(Entries from a dataset)
※

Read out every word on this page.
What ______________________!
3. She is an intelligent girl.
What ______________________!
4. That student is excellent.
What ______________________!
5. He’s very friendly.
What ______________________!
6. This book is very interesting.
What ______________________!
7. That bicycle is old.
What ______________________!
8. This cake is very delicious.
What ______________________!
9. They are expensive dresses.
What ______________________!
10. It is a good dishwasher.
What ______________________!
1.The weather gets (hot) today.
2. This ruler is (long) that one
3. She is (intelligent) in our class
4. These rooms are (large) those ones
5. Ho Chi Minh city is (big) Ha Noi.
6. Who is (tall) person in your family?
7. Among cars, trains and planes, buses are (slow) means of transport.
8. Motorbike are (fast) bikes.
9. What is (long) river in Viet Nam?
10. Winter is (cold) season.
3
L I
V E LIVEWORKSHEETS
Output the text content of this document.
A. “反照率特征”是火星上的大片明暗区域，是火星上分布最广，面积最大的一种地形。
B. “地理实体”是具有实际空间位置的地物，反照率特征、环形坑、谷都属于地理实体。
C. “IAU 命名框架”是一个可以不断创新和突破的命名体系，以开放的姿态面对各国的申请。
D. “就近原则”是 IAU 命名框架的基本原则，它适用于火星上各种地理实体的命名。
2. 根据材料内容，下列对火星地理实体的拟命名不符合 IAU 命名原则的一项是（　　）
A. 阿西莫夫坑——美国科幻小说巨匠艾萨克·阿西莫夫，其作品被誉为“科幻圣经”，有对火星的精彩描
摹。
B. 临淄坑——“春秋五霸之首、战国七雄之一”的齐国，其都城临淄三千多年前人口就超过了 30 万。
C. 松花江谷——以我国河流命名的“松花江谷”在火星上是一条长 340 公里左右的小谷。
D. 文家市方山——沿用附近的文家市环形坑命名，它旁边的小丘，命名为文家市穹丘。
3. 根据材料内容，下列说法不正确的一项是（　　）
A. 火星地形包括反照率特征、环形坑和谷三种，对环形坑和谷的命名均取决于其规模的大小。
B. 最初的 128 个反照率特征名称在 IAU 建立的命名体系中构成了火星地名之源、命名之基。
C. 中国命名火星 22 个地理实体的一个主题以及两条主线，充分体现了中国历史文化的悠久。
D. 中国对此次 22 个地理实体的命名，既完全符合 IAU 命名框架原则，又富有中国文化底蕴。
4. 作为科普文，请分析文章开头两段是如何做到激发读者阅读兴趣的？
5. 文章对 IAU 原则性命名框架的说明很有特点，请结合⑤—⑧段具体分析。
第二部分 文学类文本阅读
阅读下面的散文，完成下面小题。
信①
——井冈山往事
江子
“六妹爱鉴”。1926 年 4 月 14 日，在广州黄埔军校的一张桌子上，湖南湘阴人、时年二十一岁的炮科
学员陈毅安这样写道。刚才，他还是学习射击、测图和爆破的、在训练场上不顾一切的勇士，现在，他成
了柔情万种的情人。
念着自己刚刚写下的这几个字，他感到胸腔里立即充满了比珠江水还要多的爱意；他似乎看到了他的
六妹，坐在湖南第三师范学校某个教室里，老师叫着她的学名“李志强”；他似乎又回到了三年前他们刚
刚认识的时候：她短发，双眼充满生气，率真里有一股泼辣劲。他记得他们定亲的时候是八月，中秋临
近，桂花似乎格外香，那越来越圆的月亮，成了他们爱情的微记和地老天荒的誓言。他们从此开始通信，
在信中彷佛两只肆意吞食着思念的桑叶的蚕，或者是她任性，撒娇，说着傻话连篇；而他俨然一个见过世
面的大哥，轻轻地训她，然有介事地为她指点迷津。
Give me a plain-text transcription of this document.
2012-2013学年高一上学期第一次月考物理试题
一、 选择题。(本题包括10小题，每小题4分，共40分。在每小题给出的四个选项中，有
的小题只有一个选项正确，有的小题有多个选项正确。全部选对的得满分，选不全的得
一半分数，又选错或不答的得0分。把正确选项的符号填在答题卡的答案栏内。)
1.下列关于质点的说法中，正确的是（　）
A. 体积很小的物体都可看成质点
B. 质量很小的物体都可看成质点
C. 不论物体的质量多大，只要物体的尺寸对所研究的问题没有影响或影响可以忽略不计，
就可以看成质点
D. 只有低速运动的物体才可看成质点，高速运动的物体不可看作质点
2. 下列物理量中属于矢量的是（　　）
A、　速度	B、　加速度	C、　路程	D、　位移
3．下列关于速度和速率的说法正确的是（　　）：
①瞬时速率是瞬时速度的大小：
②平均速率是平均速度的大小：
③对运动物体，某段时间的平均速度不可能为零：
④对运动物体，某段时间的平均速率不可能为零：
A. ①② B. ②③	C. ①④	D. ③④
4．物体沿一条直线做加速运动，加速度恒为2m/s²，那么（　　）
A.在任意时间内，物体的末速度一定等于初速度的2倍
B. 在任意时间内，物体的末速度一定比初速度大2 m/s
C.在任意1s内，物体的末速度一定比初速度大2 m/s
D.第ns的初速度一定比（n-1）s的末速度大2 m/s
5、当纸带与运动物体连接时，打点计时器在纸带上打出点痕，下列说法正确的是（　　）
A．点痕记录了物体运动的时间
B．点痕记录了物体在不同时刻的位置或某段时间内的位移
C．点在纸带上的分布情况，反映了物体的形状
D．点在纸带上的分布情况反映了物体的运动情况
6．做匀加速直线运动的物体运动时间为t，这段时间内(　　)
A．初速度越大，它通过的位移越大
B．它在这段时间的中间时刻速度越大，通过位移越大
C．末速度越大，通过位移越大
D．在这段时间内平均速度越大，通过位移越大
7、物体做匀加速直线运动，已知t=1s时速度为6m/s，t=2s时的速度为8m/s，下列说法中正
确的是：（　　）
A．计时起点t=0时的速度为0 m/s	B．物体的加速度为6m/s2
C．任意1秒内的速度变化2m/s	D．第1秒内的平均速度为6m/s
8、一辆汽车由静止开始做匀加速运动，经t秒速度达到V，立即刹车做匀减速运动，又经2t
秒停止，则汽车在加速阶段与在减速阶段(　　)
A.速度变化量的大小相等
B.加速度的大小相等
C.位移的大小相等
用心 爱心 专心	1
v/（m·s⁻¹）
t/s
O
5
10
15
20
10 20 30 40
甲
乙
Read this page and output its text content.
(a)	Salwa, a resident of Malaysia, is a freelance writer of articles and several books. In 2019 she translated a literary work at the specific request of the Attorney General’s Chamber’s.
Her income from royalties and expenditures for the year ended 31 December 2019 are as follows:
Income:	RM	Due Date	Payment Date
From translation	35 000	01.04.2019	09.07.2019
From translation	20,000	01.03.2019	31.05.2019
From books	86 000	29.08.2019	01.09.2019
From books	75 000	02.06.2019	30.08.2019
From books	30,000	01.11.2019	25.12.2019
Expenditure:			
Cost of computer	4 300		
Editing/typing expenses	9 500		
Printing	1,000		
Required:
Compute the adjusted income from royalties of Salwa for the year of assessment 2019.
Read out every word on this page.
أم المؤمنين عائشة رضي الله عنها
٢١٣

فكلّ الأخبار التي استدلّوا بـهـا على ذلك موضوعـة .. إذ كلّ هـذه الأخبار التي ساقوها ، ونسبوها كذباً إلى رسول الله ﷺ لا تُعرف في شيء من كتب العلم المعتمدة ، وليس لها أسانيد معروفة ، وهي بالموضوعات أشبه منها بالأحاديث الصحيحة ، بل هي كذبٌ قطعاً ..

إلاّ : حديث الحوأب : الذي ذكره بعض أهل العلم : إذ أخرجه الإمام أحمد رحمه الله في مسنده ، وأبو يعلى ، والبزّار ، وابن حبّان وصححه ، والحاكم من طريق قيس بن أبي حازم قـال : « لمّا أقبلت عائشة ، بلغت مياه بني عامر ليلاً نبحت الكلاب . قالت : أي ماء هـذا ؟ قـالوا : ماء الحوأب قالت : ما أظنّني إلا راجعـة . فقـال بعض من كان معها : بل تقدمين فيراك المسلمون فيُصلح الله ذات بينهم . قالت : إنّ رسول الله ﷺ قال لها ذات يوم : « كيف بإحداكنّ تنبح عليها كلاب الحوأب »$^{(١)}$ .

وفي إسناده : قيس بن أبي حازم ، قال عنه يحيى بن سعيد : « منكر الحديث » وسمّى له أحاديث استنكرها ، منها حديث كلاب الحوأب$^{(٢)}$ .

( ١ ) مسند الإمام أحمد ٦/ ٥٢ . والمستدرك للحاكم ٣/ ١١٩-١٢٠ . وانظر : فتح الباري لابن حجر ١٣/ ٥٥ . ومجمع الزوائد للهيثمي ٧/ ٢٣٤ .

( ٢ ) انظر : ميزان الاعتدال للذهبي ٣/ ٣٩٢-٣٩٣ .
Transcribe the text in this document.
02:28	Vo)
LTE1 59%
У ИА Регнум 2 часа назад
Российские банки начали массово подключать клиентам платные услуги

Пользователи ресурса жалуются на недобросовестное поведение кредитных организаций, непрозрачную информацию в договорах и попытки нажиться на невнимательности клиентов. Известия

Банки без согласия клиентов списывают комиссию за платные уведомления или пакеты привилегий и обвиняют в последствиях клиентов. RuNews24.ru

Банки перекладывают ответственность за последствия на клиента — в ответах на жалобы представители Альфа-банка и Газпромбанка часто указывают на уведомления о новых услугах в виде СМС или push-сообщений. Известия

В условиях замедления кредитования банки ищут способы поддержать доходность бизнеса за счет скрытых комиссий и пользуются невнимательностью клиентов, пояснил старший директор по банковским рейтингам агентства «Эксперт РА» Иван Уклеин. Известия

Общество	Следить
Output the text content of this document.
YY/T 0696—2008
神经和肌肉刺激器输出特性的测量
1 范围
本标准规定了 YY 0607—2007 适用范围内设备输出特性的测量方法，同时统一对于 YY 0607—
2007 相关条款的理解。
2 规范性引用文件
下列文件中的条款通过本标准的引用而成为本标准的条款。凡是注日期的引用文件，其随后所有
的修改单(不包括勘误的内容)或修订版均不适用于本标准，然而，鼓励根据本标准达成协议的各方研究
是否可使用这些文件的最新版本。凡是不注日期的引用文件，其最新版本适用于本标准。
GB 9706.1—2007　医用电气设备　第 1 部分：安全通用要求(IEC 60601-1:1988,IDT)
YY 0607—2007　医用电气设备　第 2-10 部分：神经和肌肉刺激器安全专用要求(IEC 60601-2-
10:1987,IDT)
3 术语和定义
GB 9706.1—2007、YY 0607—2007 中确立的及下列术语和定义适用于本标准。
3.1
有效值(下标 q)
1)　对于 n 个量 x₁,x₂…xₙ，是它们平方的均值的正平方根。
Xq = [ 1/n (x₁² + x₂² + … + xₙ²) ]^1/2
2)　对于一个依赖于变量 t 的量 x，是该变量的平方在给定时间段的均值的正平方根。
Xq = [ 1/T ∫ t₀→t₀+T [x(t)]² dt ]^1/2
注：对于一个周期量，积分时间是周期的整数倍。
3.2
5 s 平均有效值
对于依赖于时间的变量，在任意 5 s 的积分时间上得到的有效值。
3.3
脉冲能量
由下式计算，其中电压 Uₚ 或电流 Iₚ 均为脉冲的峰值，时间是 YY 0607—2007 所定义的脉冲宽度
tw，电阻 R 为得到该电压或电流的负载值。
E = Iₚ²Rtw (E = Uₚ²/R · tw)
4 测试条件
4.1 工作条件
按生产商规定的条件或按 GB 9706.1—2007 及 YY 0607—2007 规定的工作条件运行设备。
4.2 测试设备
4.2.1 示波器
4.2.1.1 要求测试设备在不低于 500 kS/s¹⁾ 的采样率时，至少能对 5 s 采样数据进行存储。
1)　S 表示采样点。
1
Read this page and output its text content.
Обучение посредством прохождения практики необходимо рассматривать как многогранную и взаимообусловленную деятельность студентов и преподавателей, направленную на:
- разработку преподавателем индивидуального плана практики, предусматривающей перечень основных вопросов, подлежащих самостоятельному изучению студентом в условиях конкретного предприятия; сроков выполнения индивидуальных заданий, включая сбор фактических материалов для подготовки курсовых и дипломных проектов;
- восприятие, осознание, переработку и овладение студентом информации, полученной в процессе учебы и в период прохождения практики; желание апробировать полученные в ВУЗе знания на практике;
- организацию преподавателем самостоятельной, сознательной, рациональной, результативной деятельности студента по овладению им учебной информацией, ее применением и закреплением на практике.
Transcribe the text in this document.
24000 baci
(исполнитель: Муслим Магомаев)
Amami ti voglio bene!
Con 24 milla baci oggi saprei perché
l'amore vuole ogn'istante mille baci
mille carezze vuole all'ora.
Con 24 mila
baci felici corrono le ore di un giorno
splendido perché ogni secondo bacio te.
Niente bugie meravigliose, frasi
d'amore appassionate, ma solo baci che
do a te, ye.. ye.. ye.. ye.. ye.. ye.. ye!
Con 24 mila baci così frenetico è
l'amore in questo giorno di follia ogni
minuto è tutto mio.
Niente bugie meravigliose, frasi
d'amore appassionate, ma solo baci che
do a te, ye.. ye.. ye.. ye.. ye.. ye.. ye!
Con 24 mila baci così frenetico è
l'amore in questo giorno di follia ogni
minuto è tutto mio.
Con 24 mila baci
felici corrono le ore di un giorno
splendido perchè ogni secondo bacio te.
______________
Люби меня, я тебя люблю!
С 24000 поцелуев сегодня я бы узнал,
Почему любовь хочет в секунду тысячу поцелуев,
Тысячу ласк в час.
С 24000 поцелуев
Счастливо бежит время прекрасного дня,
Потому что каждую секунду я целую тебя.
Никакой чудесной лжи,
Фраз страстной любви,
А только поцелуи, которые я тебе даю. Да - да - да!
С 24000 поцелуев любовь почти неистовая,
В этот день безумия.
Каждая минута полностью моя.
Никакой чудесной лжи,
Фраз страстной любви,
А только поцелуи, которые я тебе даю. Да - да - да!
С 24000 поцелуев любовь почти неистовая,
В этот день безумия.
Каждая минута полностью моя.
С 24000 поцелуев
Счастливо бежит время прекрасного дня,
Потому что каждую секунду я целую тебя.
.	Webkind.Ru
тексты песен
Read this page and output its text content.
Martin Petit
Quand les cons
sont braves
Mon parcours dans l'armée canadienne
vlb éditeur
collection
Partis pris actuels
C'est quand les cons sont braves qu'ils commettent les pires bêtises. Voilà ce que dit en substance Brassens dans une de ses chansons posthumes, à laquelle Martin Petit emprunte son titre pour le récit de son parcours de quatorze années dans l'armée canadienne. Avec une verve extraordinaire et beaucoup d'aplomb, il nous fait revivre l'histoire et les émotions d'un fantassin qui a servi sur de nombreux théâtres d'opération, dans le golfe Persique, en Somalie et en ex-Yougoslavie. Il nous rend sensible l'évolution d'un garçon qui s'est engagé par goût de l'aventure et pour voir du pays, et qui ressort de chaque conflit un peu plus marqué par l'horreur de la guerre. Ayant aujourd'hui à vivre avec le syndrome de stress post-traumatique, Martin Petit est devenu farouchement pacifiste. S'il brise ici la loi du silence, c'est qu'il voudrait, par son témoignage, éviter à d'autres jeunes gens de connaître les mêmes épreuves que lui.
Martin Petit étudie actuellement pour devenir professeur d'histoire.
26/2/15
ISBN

※

● **Written problem**
Report how many lines of the records above contain the word "translation", giving only the number.

● **Solution to the exercise**
2